*** Excerpt provided ***
Which antivirus solution you'll want to implement is highly contextual. Sophos and ClamAV are excellent Linux options for your developers and sysadmins, but MacOS and Windows both come with built-in solid malware protection. Additionally, you'll likely want to implement security policies for employee machines that go beyond merely installing an out-of-the-box AV solution. Again, members of the security team will likely be able to help a lot here - trust their judgment, but make sure that compliance is universally enforced.
One important note - many managers and engineers will remember the days when Windows built-in security was something of a joke among techies. Those days are long gone. Windows Defender is one of the strongest solutions available for detecting and blocking malware in the current era. So don't be afraid to use the powerful tools provided by the base OS.
Password managers prevent attacks. Users should be generating their passwords with a password manager application. On-prem software like KeePassX or cloud solutions like BitWarden are both excellent. Anything is better than memorizing passwords, which leads to password reuse and, therefore, credential stuffing.
You likely also have a policy about password rotation. Your org should rotate secrets regularly, with no exceptions. Again, this isn't specific to remote work, but a distributed setup makes best practices like this more critical than ever before.
Good antivirus software should easily link up to your already existing IDS and SOC software, allowing SOC analysts to integrate and consume data from employee devices easily. Training an engineer in this kind of integration from scratch can be a bit of a hurdle, but the odds are that your current security analysts already have a lot of the appropriate training and experience so that you won't be going in blind.
*** End of Excerpt provided ***
*** Data ***
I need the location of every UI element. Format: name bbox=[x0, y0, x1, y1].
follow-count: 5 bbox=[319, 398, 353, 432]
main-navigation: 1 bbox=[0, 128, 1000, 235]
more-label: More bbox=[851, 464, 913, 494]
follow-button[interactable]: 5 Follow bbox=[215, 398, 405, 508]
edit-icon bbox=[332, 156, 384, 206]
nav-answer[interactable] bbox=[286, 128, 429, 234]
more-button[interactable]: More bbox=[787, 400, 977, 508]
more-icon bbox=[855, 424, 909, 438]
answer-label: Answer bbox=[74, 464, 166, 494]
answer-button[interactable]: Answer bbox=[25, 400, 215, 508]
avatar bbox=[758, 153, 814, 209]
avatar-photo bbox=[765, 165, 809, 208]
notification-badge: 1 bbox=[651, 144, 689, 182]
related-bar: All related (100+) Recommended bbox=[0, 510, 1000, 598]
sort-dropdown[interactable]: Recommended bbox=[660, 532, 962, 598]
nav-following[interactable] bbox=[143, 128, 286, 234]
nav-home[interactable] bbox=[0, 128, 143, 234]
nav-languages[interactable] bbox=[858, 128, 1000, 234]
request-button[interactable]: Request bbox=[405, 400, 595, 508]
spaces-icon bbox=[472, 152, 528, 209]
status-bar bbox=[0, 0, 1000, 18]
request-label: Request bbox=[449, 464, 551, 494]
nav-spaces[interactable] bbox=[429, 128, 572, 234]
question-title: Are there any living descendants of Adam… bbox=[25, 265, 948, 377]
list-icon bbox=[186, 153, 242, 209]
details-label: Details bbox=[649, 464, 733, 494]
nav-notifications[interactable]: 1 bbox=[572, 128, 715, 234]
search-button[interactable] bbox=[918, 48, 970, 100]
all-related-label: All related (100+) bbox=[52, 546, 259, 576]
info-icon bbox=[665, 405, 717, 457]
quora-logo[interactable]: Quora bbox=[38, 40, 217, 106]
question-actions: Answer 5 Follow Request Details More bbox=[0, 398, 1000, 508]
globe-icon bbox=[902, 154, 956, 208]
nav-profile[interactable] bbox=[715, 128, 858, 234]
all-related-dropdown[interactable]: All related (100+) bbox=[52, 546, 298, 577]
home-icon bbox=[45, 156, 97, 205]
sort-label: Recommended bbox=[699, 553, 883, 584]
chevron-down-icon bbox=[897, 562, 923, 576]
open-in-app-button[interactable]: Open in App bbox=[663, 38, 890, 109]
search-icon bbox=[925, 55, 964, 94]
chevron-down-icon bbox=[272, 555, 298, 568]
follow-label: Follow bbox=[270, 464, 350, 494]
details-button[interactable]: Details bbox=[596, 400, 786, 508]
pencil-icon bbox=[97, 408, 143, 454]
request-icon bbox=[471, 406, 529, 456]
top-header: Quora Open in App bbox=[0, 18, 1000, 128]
*** End of Data ***
- _Directions_
[1] According to the text on remote-work security, which Windows tool is one of the strongest current solutions for detecting and blocking malware?
[2] Repeat the text on remote-work security from "You likely also" to "than ever before.".
[3] Carry the text on remote-work security forward from its final sentence.

- _List of answers_
[1] Windows Defender

[2]
You likely also have a policy about password rotation. Your org should rotate secrets regularly, with no exceptions. Again, this isn't specific to remote work, but a distributed setup makes best practices like this more critical than ever before.

[3]
Monitoring for compliance is a bit trickier but equally important. After all, these measures only keep your organization safe insofar as employees comply with the rules laid out in your internal standards documentation. While it is perfectly feasible to use your existing SOC and logging infrastructure to monitor compliance issues, and many companies do exactly this, you'll eventually want to divide compliance into a distinct role or even team with its mission. This can mean installing compliance enforcement software in addition to consuming security logs and issuing alerts for compliance-specific issues, or smaller Organizations, just creating some log rules and panels for compliance-specific monitoring.
Managing remote teams is not a walk in the park to get right. And the consequences for getting it wrong can be devastating. Since the outbreak of the COVID-19 pandemic, remote employment has surged by more than nine times compared to pre-pandemic levels, according to data from the World Health Organization and Bureau of Labor Statistics. Our world has changed, and security managers must evolve as the workforce takes a new, globally distributed structure.
Over the same time, online criminal organizations and ransomware gangs have extorted over 12 billion USD from their victims. Law enforcement is often helpless to act across international jurisdictions against rogue states. Remote teams are not intrinsically harder to protect, but the challenges are newer and less understood than the traditional organizational security wisdom won over several decades. But no challenge is insurmountable, and we hope that these strategies and tips will help you make sense of protecting your team, no matter how distributed, diverse, or far away they may all be.